Copy out each line of the data that holds the word "produkty".

-- BEGIN Entries shown --

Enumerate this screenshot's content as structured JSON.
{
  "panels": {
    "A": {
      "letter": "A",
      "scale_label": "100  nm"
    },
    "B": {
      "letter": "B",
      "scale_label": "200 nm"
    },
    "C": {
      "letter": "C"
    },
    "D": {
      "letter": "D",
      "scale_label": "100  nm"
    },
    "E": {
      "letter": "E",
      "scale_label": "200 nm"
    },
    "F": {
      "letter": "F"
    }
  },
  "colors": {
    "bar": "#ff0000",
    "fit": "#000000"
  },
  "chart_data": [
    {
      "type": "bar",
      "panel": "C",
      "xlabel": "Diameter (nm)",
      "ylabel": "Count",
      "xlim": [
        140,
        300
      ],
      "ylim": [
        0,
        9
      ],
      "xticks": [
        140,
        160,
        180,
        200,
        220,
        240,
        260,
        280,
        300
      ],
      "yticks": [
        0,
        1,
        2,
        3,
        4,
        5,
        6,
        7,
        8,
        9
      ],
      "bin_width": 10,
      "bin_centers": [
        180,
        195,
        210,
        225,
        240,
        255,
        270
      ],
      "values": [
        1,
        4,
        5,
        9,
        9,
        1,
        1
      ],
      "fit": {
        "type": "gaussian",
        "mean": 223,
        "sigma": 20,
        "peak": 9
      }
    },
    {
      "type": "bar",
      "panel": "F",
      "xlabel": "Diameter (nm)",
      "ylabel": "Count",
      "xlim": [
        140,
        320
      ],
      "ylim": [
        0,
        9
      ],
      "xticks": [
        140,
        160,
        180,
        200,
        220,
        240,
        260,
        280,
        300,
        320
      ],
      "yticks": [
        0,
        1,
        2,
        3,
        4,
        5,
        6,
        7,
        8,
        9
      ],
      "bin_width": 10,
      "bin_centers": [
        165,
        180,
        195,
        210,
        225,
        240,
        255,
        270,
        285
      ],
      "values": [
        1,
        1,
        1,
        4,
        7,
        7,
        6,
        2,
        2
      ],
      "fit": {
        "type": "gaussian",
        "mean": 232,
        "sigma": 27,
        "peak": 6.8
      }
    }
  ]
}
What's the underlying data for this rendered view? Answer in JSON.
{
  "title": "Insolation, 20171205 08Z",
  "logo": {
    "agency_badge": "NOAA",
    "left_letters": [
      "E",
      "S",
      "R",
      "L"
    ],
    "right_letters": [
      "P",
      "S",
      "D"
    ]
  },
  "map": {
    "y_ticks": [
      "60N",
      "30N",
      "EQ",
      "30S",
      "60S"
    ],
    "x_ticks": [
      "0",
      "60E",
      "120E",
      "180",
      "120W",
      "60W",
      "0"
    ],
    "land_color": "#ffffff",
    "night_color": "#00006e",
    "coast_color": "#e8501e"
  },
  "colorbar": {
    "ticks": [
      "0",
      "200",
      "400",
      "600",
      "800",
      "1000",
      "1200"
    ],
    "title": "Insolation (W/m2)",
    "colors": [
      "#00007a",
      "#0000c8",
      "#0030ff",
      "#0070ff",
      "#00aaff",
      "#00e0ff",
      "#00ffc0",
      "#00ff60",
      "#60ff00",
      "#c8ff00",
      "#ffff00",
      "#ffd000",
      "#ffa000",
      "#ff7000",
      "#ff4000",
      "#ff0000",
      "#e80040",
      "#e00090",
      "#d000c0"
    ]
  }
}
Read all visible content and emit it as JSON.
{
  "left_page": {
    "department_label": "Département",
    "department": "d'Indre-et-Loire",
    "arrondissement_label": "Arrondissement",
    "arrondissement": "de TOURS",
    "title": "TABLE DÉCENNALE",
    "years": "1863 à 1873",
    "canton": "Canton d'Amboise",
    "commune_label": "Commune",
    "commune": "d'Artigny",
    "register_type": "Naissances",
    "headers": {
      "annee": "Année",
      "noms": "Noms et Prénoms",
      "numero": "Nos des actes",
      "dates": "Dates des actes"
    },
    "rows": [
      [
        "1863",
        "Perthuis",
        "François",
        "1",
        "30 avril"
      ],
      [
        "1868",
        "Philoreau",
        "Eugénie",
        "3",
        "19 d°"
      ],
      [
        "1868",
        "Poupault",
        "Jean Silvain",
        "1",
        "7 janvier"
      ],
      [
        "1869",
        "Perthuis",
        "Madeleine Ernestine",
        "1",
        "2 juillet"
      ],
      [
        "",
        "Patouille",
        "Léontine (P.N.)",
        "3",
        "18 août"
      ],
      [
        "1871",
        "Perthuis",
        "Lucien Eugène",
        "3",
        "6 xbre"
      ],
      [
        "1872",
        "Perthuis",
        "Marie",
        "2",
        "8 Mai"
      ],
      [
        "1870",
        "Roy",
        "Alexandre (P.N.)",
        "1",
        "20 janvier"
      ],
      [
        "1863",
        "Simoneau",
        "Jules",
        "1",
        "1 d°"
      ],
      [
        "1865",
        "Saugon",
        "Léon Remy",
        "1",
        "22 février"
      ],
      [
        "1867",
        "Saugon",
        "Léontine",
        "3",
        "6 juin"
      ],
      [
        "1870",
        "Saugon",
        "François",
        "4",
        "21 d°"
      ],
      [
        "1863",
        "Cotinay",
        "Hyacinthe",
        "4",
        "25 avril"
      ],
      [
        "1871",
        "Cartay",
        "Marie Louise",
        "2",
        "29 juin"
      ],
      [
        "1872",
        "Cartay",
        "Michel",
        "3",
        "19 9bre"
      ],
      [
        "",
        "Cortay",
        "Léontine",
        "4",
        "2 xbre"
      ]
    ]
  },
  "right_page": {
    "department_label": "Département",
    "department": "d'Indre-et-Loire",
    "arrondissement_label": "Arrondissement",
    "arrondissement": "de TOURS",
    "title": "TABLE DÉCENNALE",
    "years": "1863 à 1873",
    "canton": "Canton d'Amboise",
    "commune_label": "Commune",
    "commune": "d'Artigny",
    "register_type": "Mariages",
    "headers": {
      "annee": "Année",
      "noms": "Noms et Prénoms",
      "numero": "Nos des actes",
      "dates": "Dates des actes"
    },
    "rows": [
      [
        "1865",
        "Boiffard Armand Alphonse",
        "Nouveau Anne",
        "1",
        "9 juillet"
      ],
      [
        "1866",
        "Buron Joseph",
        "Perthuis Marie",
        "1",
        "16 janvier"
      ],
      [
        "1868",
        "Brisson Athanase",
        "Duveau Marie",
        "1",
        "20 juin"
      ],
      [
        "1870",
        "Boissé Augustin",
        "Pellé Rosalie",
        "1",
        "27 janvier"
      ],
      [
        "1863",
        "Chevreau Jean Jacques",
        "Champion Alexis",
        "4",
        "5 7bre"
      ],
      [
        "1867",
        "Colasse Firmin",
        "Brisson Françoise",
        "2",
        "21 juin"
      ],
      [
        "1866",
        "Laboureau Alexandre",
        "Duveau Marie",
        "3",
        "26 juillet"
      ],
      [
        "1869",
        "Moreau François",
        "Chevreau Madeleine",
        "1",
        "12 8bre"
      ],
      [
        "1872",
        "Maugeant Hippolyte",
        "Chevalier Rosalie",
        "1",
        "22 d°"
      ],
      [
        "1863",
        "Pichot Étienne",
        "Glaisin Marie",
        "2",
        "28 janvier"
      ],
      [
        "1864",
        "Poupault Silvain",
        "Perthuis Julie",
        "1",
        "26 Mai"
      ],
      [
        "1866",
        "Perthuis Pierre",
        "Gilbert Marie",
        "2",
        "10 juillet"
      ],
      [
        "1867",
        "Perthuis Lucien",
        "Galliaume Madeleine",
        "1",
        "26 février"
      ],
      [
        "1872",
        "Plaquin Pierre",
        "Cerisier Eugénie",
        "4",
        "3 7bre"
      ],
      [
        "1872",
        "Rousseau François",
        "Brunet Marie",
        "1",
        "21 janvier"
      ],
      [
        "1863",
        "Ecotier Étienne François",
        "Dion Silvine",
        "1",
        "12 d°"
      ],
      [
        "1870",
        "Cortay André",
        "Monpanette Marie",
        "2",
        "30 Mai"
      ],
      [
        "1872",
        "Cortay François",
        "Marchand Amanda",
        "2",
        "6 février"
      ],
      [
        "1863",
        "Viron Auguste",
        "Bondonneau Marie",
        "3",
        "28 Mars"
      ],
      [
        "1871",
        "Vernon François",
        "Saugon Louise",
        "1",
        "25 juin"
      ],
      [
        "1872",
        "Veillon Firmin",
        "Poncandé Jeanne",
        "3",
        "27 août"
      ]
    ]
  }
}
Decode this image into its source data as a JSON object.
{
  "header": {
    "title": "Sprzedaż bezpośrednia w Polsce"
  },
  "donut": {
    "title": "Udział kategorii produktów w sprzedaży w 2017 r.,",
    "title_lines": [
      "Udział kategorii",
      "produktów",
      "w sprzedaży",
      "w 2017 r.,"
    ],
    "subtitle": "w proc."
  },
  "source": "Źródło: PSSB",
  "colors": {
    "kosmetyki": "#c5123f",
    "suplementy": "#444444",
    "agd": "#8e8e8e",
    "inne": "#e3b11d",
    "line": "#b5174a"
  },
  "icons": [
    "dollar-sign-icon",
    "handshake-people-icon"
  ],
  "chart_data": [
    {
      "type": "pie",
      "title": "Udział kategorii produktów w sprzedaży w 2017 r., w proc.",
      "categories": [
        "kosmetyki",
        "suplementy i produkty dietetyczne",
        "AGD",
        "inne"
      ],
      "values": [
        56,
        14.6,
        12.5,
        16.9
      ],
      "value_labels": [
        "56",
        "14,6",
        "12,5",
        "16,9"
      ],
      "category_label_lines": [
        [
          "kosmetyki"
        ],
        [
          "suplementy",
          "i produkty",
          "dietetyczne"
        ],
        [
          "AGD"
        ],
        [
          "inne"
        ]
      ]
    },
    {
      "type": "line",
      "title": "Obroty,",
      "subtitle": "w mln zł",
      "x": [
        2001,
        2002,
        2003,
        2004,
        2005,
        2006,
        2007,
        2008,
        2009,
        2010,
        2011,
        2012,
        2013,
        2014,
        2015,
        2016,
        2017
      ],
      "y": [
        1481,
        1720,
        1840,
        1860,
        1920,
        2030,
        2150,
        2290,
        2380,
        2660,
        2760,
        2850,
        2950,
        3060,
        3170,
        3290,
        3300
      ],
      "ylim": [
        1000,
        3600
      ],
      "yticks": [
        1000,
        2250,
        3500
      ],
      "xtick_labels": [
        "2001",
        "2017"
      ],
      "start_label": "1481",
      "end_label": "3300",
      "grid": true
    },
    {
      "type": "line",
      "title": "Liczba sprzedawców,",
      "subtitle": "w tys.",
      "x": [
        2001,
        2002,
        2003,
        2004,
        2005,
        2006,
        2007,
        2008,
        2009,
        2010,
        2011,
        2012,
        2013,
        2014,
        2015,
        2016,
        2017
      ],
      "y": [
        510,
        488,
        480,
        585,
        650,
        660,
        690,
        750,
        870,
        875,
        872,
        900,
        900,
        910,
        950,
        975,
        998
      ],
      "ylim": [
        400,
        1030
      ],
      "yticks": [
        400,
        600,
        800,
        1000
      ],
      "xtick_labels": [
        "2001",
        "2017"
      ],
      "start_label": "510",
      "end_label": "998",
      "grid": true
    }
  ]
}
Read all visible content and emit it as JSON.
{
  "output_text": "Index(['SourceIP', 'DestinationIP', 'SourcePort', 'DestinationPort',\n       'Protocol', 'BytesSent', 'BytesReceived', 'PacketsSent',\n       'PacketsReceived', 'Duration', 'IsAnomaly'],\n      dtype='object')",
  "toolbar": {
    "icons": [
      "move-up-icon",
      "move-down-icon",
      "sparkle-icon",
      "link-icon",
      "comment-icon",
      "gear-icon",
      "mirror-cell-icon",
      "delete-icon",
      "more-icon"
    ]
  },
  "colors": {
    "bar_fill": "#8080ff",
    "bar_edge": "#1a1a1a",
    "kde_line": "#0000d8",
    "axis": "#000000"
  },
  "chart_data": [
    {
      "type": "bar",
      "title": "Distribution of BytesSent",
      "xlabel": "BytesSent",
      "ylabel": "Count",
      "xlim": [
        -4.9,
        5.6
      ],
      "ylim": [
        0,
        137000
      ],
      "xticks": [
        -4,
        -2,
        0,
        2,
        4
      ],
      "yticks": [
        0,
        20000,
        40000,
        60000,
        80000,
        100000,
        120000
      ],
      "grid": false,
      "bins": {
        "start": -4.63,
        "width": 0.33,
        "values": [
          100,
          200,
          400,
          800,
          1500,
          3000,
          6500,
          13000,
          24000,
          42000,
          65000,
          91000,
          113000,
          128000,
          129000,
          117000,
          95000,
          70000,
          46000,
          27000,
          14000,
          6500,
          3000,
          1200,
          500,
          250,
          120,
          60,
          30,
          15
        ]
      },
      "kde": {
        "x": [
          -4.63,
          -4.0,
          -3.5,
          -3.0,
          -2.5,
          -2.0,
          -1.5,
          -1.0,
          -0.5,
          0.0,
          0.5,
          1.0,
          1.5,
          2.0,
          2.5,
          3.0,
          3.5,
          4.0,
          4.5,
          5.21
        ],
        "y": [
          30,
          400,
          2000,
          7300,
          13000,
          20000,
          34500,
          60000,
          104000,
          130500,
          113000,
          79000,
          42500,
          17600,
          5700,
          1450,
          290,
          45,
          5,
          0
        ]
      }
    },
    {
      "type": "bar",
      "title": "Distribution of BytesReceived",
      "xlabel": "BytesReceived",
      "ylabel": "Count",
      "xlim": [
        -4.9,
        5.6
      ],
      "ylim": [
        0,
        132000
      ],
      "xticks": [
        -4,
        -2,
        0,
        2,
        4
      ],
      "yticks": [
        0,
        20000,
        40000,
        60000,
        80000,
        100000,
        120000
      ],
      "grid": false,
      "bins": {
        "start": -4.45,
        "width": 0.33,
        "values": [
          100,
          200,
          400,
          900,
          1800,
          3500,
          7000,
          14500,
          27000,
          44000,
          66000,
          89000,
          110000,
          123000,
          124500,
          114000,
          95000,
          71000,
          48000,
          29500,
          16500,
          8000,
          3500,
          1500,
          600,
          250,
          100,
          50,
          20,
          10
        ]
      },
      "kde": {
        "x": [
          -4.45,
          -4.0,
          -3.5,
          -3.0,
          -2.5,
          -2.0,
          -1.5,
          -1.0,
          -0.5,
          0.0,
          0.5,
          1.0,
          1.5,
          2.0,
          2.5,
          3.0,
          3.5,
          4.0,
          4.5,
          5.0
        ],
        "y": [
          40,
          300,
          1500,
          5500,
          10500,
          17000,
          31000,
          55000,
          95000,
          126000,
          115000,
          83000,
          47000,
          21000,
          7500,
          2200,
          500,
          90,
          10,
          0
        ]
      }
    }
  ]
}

-- END Entries shown --

## Task output
        "suplementy i produkty dietetyczne",
          "i produkty",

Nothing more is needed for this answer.